[start of INPUT FOR THIS TASK]

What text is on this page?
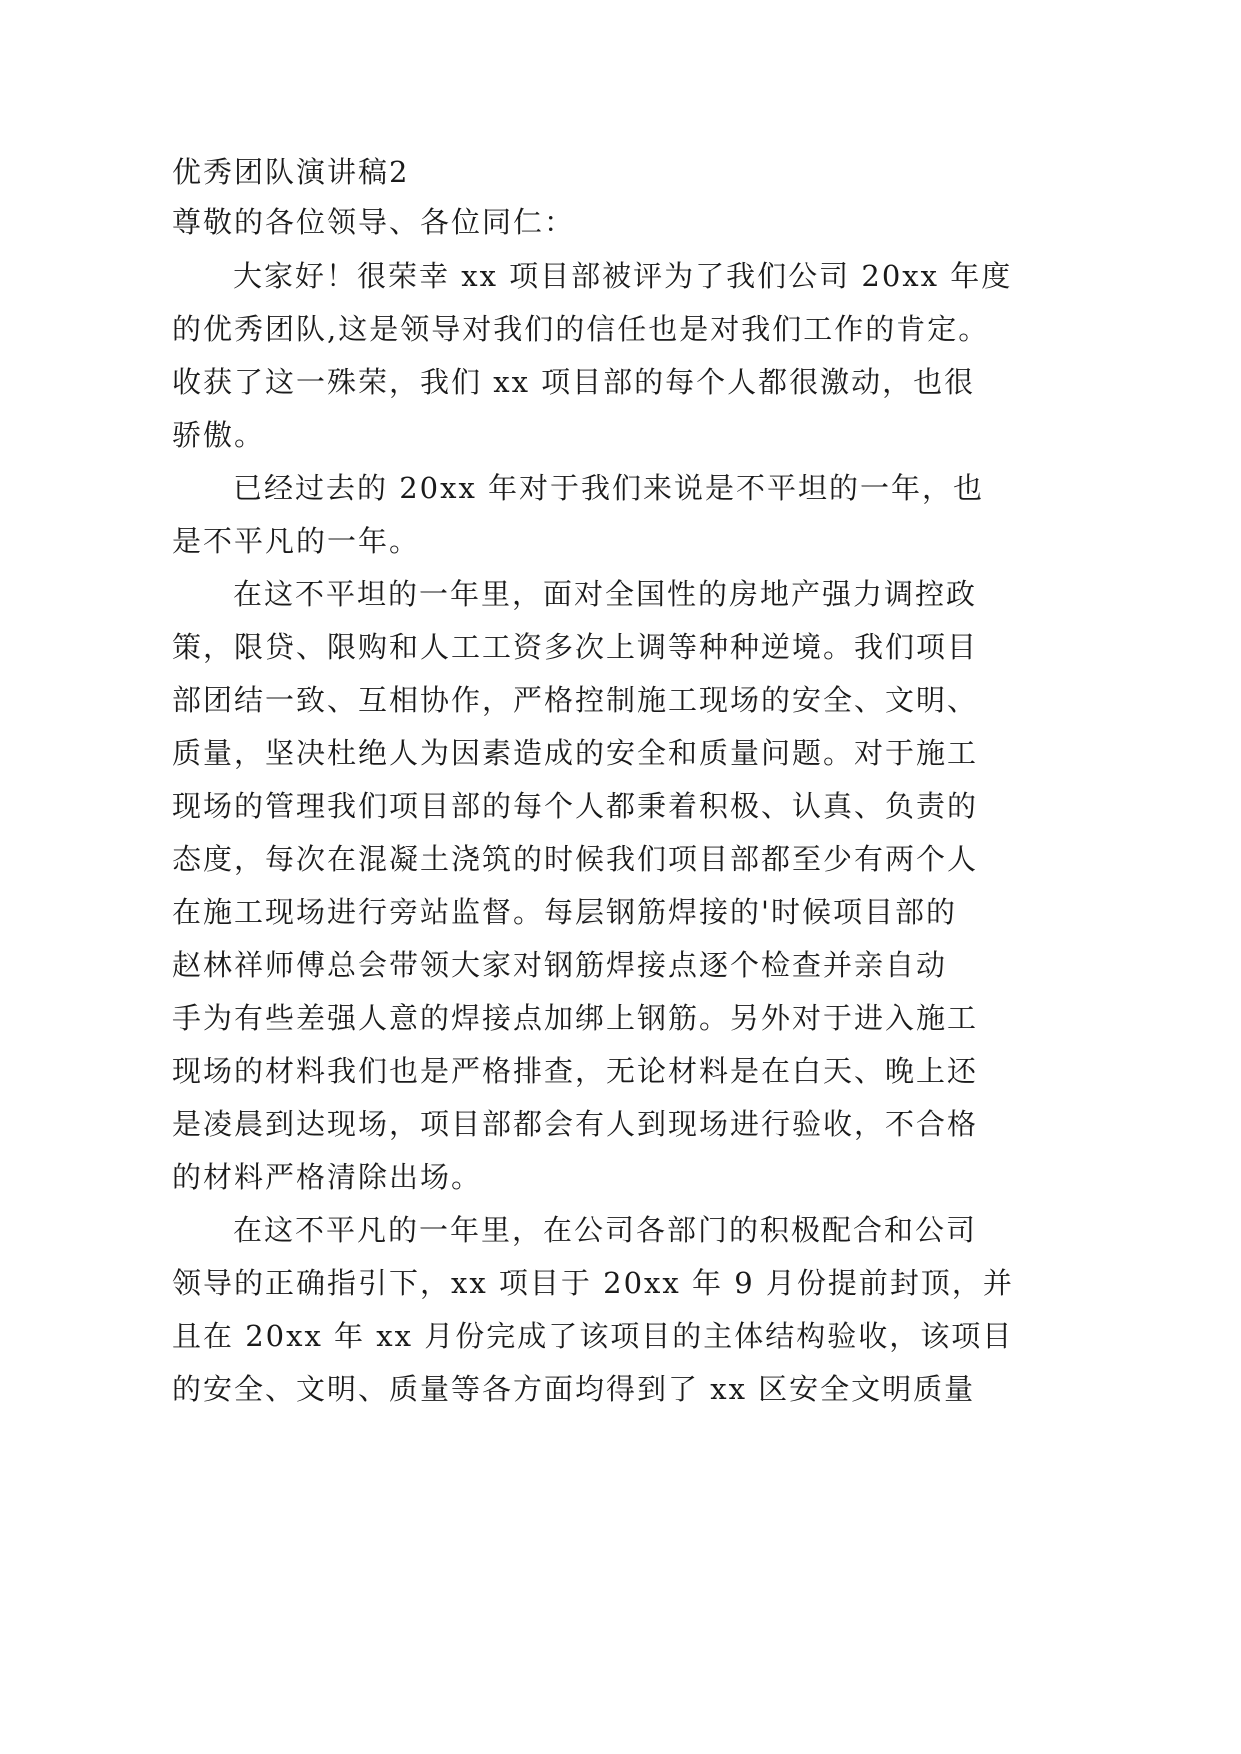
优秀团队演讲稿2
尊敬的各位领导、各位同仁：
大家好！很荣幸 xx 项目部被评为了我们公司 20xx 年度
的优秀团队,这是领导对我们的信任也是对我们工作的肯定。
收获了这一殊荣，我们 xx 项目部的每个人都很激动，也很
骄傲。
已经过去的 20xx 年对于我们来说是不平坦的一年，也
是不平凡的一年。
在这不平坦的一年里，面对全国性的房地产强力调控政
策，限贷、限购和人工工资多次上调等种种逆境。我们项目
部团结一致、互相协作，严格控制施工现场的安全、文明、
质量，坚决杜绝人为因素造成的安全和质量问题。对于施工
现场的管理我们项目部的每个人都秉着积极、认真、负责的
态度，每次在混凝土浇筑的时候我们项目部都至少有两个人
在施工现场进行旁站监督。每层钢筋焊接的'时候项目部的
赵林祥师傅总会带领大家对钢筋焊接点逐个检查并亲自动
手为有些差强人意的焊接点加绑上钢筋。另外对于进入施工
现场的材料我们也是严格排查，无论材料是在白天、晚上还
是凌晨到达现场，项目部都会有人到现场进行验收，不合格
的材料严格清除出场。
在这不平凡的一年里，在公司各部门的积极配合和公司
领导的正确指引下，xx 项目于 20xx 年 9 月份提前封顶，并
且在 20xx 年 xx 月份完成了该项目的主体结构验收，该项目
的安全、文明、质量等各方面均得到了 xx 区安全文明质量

[end of INPUT FOR THIS TASK]
[start of INPUT FOR THIS TASK]

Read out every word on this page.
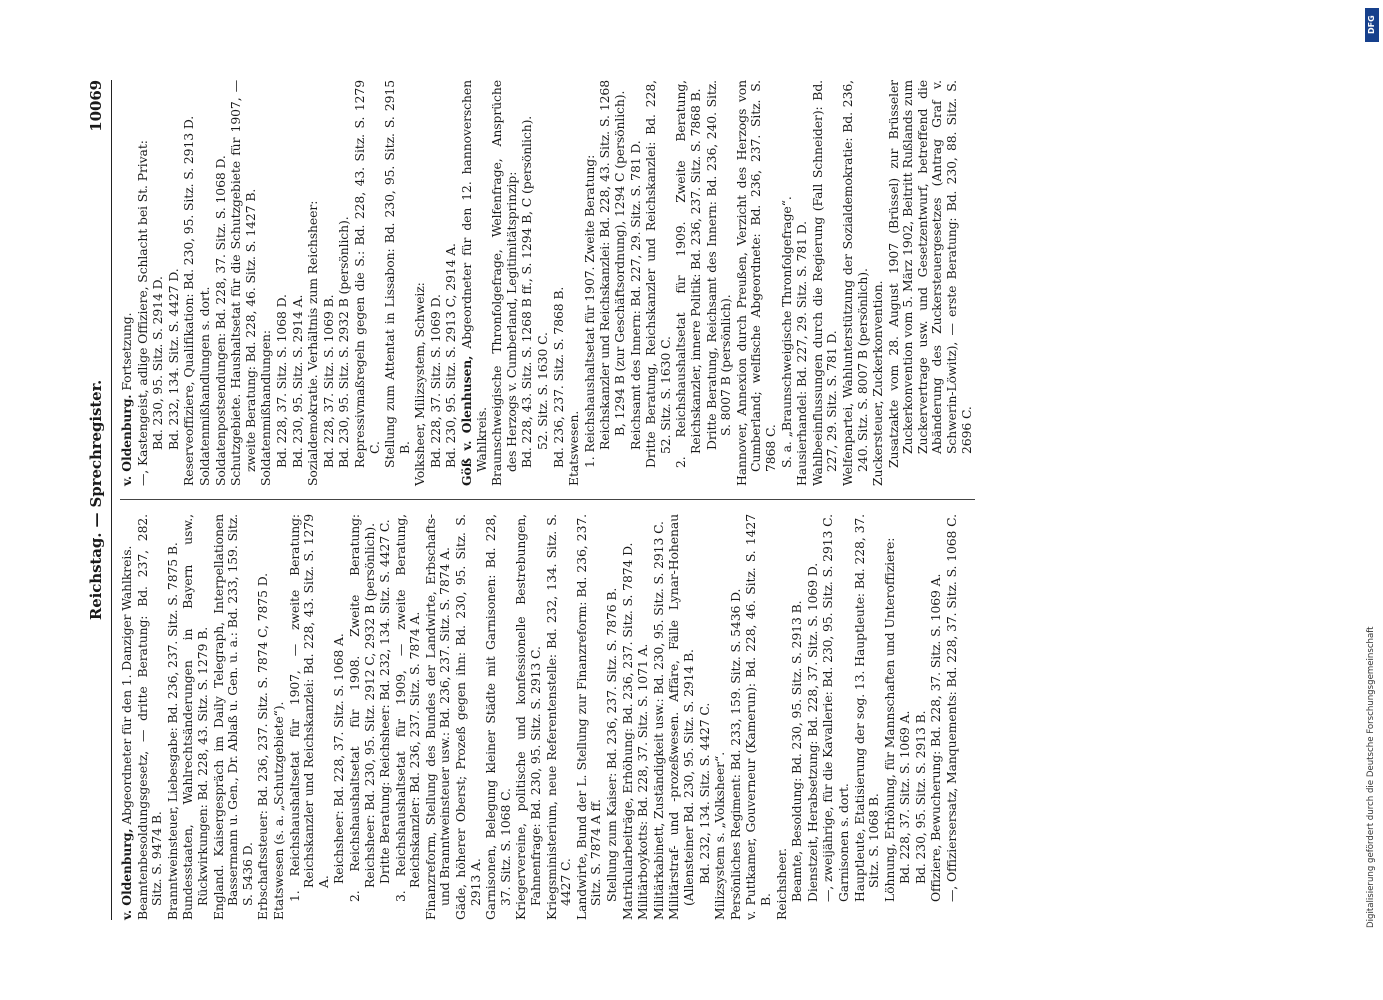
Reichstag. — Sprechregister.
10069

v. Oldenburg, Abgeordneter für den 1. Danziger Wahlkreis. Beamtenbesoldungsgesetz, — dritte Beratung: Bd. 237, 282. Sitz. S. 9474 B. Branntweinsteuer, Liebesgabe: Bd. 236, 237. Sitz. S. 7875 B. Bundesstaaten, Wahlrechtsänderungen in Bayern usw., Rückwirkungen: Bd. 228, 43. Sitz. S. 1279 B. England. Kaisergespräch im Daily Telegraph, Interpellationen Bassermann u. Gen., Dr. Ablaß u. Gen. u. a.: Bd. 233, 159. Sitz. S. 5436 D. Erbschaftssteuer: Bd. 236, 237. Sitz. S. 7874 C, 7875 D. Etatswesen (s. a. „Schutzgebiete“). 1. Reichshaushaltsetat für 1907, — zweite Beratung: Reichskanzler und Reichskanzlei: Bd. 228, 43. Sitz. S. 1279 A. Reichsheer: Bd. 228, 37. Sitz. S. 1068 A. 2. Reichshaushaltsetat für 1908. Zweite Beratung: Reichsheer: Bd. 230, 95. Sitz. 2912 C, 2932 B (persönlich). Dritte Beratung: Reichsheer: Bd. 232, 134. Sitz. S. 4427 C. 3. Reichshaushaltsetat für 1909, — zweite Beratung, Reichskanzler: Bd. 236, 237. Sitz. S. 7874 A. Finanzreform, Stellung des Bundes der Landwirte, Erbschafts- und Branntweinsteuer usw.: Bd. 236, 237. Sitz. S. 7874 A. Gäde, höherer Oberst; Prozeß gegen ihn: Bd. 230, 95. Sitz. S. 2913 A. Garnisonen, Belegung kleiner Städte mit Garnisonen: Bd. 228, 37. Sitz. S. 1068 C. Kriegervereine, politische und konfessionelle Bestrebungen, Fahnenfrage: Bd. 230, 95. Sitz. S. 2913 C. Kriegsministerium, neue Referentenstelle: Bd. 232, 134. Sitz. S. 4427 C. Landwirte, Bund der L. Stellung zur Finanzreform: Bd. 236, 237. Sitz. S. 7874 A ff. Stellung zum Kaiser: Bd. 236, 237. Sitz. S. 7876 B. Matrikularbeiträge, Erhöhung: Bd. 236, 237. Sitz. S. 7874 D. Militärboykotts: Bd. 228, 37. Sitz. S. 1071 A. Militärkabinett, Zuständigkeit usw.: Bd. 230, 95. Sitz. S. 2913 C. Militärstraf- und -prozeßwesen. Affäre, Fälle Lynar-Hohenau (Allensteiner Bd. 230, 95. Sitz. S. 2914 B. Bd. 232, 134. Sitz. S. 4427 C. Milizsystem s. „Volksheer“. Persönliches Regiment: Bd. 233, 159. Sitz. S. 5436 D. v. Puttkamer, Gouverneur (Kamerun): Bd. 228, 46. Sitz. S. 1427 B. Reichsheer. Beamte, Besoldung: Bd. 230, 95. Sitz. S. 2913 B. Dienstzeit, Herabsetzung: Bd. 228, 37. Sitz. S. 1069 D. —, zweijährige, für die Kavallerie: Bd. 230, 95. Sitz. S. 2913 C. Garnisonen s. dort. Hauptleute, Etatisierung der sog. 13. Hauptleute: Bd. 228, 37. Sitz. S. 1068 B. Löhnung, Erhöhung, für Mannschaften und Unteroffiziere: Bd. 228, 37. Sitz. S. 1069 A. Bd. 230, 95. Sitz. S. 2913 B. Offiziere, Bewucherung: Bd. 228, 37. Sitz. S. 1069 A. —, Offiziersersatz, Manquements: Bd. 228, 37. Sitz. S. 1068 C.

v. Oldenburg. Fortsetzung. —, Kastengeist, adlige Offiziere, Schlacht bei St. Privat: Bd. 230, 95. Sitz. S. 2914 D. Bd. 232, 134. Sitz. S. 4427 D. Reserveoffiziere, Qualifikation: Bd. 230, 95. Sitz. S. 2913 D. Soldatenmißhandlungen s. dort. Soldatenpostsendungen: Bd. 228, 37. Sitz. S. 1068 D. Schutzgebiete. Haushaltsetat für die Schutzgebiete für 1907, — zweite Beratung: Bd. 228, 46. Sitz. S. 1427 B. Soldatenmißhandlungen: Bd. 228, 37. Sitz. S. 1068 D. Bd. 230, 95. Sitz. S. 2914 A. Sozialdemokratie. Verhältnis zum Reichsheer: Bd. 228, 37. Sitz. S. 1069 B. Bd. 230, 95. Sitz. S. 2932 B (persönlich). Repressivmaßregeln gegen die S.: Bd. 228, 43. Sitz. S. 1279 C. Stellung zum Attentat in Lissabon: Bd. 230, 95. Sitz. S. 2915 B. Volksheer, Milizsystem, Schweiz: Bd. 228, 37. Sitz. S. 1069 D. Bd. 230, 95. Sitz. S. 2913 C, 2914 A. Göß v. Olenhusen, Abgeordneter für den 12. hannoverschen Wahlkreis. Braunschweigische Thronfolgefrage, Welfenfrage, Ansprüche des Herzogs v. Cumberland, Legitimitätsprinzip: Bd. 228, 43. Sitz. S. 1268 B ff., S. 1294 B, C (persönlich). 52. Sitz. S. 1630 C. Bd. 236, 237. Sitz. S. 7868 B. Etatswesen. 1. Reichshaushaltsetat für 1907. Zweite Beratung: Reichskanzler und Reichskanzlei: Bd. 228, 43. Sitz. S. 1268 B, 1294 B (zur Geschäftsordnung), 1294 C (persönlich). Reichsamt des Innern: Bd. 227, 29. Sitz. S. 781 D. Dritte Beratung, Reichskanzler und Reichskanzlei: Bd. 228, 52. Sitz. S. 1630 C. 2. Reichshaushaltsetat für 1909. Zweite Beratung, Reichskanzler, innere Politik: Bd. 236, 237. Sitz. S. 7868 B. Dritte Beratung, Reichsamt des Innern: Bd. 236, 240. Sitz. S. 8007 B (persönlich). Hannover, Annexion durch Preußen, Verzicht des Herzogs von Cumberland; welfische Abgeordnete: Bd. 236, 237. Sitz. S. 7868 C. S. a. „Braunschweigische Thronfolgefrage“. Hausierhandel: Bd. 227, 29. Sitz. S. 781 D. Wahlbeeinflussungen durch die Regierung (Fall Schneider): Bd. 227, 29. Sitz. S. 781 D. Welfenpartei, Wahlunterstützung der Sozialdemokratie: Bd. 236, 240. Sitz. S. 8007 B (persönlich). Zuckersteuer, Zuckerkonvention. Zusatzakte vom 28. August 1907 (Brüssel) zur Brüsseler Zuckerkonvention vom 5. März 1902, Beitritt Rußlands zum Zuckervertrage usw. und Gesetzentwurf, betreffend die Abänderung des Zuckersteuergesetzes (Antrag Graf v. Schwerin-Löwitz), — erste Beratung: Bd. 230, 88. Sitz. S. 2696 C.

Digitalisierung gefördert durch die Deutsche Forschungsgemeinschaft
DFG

[end of INPUT FOR THIS TASK]
[start of INPUT FOR THIS TASK]

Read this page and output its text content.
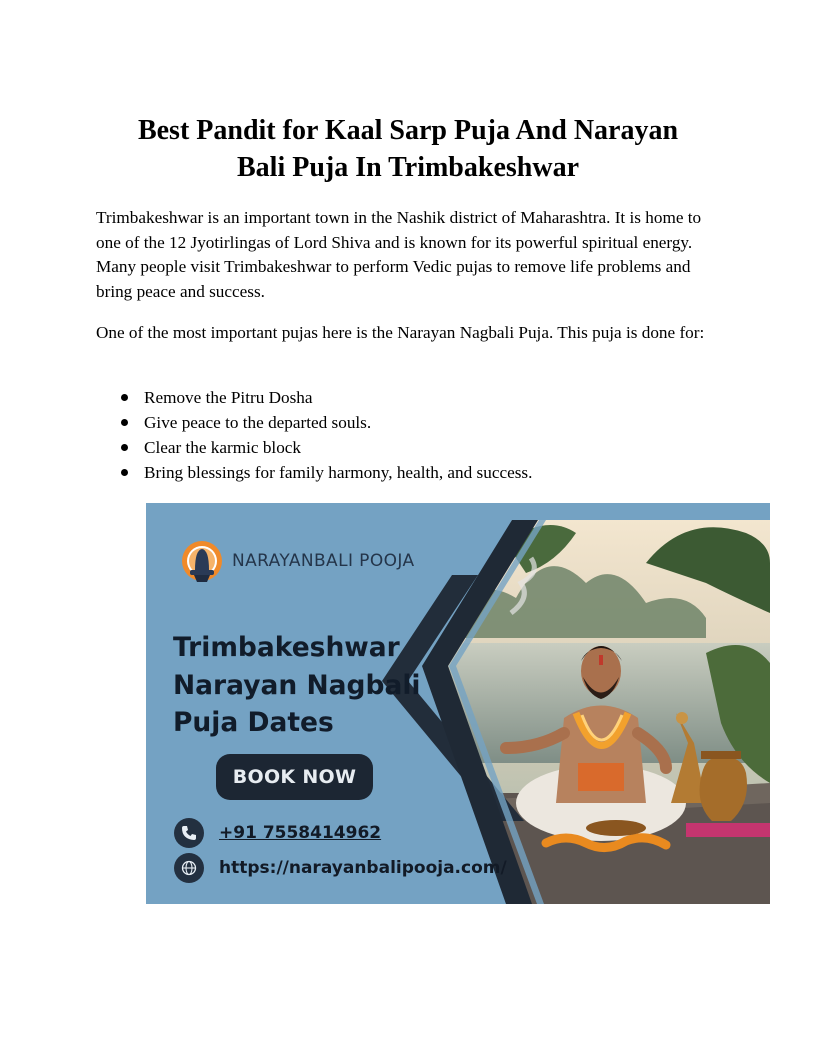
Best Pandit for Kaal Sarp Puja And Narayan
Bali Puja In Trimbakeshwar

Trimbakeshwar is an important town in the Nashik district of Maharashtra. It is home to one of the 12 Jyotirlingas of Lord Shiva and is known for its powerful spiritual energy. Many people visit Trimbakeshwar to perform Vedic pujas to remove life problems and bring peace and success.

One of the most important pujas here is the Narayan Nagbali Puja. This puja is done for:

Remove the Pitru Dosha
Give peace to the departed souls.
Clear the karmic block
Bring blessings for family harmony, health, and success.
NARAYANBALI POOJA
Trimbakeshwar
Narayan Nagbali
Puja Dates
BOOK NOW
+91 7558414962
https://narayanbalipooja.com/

[end of INPUT FOR THIS TASK]

## TASK PROMPT:
Work out how many lines in the records above contain the word "Read", and give only that number.

## PROBLEM SOLUTION:
2